### [SET TASK]
Reproduce all of the data exactly, with no line skipped.
--- start ENTRIES ---
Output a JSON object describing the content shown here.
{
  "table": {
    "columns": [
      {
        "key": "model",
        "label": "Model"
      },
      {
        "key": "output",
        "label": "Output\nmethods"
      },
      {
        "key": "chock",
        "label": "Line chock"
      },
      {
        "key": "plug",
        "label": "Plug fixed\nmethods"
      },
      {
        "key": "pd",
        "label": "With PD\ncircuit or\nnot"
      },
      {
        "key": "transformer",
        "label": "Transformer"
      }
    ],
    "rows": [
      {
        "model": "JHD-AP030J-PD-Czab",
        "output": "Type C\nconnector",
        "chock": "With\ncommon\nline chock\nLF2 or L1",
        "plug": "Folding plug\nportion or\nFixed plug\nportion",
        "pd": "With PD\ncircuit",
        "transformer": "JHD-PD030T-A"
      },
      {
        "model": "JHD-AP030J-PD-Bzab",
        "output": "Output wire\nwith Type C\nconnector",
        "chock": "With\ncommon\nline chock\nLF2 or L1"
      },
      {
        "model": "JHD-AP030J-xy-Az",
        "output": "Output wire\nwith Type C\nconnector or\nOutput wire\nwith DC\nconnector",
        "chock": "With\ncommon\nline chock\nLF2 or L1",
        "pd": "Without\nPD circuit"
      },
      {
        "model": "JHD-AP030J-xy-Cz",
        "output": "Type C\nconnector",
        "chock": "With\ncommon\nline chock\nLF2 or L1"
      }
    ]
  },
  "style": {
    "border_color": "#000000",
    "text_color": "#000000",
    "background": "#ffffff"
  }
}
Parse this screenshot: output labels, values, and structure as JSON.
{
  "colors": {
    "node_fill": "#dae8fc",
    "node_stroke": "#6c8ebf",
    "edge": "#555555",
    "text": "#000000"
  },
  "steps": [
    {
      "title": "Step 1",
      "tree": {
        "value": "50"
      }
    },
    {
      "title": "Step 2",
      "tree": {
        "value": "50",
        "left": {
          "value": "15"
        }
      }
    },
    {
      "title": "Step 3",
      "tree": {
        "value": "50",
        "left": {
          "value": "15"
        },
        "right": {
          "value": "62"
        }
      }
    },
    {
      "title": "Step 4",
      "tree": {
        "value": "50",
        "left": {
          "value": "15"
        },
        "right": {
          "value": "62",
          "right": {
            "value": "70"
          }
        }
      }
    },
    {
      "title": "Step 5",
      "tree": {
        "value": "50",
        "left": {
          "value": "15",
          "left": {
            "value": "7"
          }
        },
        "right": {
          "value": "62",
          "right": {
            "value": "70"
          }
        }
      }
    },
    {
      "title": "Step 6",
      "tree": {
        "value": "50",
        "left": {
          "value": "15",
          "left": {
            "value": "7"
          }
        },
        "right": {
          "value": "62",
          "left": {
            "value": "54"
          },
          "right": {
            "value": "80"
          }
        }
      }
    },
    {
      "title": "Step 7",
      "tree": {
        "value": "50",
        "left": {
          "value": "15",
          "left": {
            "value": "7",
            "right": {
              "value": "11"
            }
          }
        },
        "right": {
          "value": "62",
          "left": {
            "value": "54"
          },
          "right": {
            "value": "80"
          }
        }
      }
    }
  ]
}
--- end ENTRIES ---
### [THE COMPLETED TASK]
Output a JSON object describing the content shown here.
{
  "table": {
    "columns": [
      {
        "key": "model",
        "label": "Model"
      },
      {
        "key": "output",
        "label": "Output\nmethods"
      },
      {
        "key": "chock",
        "label": "Line chock"
      },
      {
        "key": "plug",
        "label": "Plug fixed\nmethods"
      },
      {
        "key": "pd",
        "label": "With PD\ncircuit or\nnot"
      },
      {
        "key": "transformer",
        "label": "Transformer"
      }
    ],
    "rows": [
      {
        "model": "JHD-AP030J-PD-Czab",
        "output": "Type C\nconnector",
        "chock": "With\ncommon\nline chock\nLF2 or L1",
        "plug": "Folding plug\nportion or\nFixed plug\nportion",
        "pd": "With PD\ncircuit",
        "transformer": "JHD-PD030T-A"
      },
      {
        "model": "JHD-AP030J-PD-Bzab",
        "output": "Output wire\nwith Type C\nconnector",
        "chock": "With\ncommon\nline chock\nLF2 or L1"
      },
      {
        "model": "JHD-AP030J-xy-Az",
        "output": "Output wire\nwith Type C\nconnector or\nOutput wire\nwith DC\nconnector",
        "chock": "With\ncommon\nline chock\nLF2 or L1",
        "pd": "Without\nPD circuit"
      },
      {
        "model": "JHD-AP030J-xy-Cz",
        "output": "Type C\nconnector",
        "chock": "With\ncommon\nline chock\nLF2 or L1"
      }
    ]
  },
  "style": {
    "border_color": "#000000",
    "text_color": "#000000",
    "background": "#ffffff"
  }
}
Parse this screenshot: output labels, values, and structure as JSON.
{
  "colors": {
    "node_fill": "#dae8fc",
    "node_stroke": "#6c8ebf",
    "edge": "#555555",
    "text": "#000000"
  },
  "steps": [
    {
      "title": "Step 1",
      "tree": {
        "value": "50"
      }
    },
    {
      "title": "Step 2",
      "tree": {
        "value": "50",
        "left": {
          "value": "15"
        }
      }
    },
    {
      "title": "Step 3",
      "tree": {
        "value": "50",
        "left": {
          "value": "15"
        },
        "right": {
          "value": "62"
        }
      }
    },
    {
      "title": "Step 4",
      "tree": {
        "value": "50",
        "left": {
          "value": "15"
        },
        "right": {
          "value": "62",
          "right": {
            "value": "70"
          }
        }
      }
    },
    {
      "title": "Step 5",
      "tree": {
        "value": "50",
        "left": {
          "value": "15",
          "left": {
            "value": "7"
          }
        },
        "right": {
          "value": "62",
          "right": {
            "value": "70"
          }
        }
      }
    },
    {
      "title": "Step 6",
      "tree": {
        "value": "50",
        "left": {
          "value": "15",
          "left": {
            "value": "7"
          }
        },
        "right": {
          "value": "62",
          "left": {
            "value": "54"
          },
          "right": {
            "value": "80"
          }
        }
      }
    },
    {
      "title": "Step 7",
      "tree": {
        "value": "50",
        "left": {
          "value": "15",
          "left": {
            "value": "7",
            "right": {
              "value": "11"
            }
          }
        },
        "right": {
          "value": "62",
          "left": {
            "value": "54"
          },
          "right": {
            "value": "80"
          }
        }
      }
    }
  ]
}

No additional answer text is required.